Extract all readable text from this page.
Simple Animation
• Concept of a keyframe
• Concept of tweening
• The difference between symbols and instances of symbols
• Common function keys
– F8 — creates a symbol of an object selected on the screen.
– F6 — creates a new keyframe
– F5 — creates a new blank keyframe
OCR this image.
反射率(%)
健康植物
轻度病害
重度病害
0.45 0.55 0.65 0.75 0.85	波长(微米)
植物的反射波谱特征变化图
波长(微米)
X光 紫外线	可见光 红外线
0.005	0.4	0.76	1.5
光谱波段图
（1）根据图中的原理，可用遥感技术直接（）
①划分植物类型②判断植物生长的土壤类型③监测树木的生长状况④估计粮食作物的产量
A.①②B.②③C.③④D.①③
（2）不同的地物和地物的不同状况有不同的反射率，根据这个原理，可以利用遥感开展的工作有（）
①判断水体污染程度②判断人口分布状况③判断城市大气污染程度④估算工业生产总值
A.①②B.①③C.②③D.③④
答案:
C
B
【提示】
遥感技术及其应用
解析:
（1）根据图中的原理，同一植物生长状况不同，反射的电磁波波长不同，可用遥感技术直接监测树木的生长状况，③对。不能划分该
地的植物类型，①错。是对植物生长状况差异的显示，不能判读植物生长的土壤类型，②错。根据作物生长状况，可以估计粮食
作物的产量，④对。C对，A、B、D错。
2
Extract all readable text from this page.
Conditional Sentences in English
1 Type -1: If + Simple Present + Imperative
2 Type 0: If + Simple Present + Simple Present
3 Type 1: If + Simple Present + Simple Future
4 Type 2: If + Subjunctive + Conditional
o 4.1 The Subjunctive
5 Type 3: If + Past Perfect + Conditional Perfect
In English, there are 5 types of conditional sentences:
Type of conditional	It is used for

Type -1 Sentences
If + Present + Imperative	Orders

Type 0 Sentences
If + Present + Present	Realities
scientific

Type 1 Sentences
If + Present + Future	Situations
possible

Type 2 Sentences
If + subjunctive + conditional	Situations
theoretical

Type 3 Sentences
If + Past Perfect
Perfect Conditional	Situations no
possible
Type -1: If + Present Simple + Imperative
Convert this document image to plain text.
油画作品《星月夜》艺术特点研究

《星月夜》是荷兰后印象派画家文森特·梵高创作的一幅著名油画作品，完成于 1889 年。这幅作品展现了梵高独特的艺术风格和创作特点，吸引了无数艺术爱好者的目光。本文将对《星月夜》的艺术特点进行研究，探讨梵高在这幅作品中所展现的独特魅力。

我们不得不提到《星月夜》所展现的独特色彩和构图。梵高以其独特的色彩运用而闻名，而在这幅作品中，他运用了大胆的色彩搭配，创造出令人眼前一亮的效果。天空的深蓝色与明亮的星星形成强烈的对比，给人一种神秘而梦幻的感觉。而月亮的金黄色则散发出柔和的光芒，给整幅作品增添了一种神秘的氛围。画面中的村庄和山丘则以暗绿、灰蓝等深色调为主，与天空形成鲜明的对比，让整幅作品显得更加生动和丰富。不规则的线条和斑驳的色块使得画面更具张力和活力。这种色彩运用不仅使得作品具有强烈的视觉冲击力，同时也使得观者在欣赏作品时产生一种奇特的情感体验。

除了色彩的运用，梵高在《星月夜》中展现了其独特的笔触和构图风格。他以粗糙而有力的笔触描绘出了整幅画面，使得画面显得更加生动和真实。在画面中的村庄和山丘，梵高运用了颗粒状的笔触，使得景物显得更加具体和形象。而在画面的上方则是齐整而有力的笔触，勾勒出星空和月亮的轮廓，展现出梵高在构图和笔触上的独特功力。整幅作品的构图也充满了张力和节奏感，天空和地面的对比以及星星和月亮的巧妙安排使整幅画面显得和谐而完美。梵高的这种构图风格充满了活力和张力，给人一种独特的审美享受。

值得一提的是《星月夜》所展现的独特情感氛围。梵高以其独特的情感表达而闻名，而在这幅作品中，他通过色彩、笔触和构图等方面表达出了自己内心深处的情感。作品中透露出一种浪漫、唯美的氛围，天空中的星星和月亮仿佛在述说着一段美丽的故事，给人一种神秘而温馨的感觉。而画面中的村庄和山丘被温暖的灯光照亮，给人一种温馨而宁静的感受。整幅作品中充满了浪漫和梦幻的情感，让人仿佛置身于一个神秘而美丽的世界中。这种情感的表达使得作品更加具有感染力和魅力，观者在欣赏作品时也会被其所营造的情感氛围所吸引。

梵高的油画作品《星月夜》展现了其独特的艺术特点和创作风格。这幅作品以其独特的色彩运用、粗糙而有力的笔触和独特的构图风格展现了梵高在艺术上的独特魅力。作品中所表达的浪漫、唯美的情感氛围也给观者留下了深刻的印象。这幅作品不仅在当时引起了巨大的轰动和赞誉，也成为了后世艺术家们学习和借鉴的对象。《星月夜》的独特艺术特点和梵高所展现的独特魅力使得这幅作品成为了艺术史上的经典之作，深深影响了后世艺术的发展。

— SET TASK —
Reproduce the material in full, with no word added or dropped.

— THE SOLUTION —
Extract all readable text from this page.
Simple Animation
• Concept of a keyframe
• Concept of tweening
• The difference between symbols and instances of symbols
• Common function keys
– F8 — creates a symbol of an object selected on the screen.
– F6 — creates a new keyframe
– F5 — creates a new blank keyframe
OCR this image.
反射率(%)
健康植物
轻度病害
重度病害
0.45 0.55 0.65 0.75 0.85	波长(微米)
植物的反射波谱特征变化图
波长(微米)
X光 紫外线	可见光 红外线
0.005	0.4	0.76	1.5
光谱波段图
（1）根据图中的原理，可用遥感技术直接（）
①划分植物类型②判断植物生长的土壤类型③监测树木的生长状况④估计粮食作物的产量
A.①②B.②③C.③④D.①③
（2）不同的地物和地物的不同状况有不同的反射率，根据这个原理，可以利用遥感开展的工作有（）
①判断水体污染程度②判断人口分布状况③判断城市大气污染程度④估算工业生产总值
A.①②B.①③C.②③D.③④
答案:
C
B
【提示】
遥感技术及其应用
解析:
（1）根据图中的原理，同一植物生长状况不同，反射的电磁波波长不同，可用遥感技术直接监测树木的生长状况，③对。不能划分该
地的植物类型，①错。是对植物生长状况差异的显示，不能判读植物生长的土壤类型，②错。根据作物生长状况，可以估计粮食
作物的产量，④对。C对，A、B、D错。
2
Extract all readable text from this page.
Conditional Sentences in English
1 Type -1: If + Simple Present + Imperative
2 Type 0: If + Simple Present + Simple Present
3 Type 1: If + Simple Present + Simple Future
4 Type 2: If + Subjunctive + Conditional
o 4.1 The Subjunctive
5 Type 3: If + Past Perfect + Conditional Perfect
In English, there are 5 types of conditional sentences:
Type of conditional	It is used for

Type -1 Sentences
If + Present + Imperative	Orders

Type 0 Sentences
If + Present + Present	Realities
scientific

Type 1 Sentences
If + Present + Future	Situations
possible

Type 2 Sentences
If + subjunctive + conditional	Situations
theoretical

Type 3 Sentences
If + Past Perfect
Perfect Conditional	Situations no
possible
Type -1: If + Present Simple + Imperative
Convert this document image to plain text.
油画作品《星月夜》艺术特点研究

《星月夜》是荷兰后印象派画家文森特·梵高创作的一幅著名油画作品，完成于 1889 年。这幅作品展现了梵高独特的艺术风格和创作特点，吸引了无数艺术爱好者的目光。本文将对《星月夜》的艺术特点进行研究，探讨梵高在这幅作品中所展现的独特魅力。

我们不得不提到《星月夜》所展现的独特色彩和构图。梵高以其独特的色彩运用而闻名，而在这幅作品中，他运用了大胆的色彩搭配，创造出令人眼前一亮的效果。天空的深蓝色与明亮的星星形成强烈的对比，给人一种神秘而梦幻的感觉。而月亮的金黄色则散发出柔和的光芒，给整幅作品增添了一种神秘的氛围。画面中的村庄和山丘则以暗绿、灰蓝等深色调为主，与天空形成鲜明的对比，让整幅作品显得更加生动和丰富。不规则的线条和斑驳的色块使得画面更具张力和活力。这种色彩运用不仅使得作品具有强烈的视觉冲击力，同时也使得观者在欣赏作品时产生一种奇特的情感体验。

除了色彩的运用，梵高在《星月夜》中展现了其独特的笔触和构图风格。他以粗糙而有力的笔触描绘出了整幅画面，使得画面显得更加生动和真实。在画面中的村庄和山丘，梵高运用了颗粒状的笔触，使得景物显得更加具体和形象。而在画面的上方则是齐整而有力的笔触，勾勒出星空和月亮的轮廓，展现出梵高在构图和笔触上的独特功力。整幅作品的构图也充满了张力和节奏感，天空和地面的对比以及星星和月亮的巧妙安排使整幅画面显得和谐而完美。梵高的这种构图风格充满了活力和张力，给人一种独特的审美享受。

值得一提的是《星月夜》所展现的独特情感氛围。梵高以其独特的情感表达而闻名，而在这幅作品中，他通过色彩、笔触和构图等方面表达出了自己内心深处的情感。作品中透露出一种浪漫、唯美的氛围，天空中的星星和月亮仿佛在述说着一段美丽的故事，给人一种神秘而温馨的感觉。而画面中的村庄和山丘被温暖的灯光照亮，给人一种温馨而宁静的感受。整幅作品中充满了浪漫和梦幻的情感，让人仿佛置身于一个神秘而美丽的世界中。这种情感的表达使得作品更加具有感染力和魅力，观者在欣赏作品时也会被其所营造的情感氛围所吸引。

梵高的油画作品《星月夜》展现了其独特的艺术特点和创作风格。这幅作品以其独特的色彩运用、粗糙而有力的笔触和独特的构图风格展现了梵高在艺术上的独特魅力。作品中所表达的浪漫、唯美的情感氛围也给观者留下了深刻的印象。这幅作品不仅在当时引起了巨大的轰动和赞誉，也成为了后世艺术家们学习和借鉴的对象。《星月夜》的独特艺术特点和梵高所展现的独特魅力使得这幅作品成为了艺术史上的经典之作，深深影响了后世艺术的发展。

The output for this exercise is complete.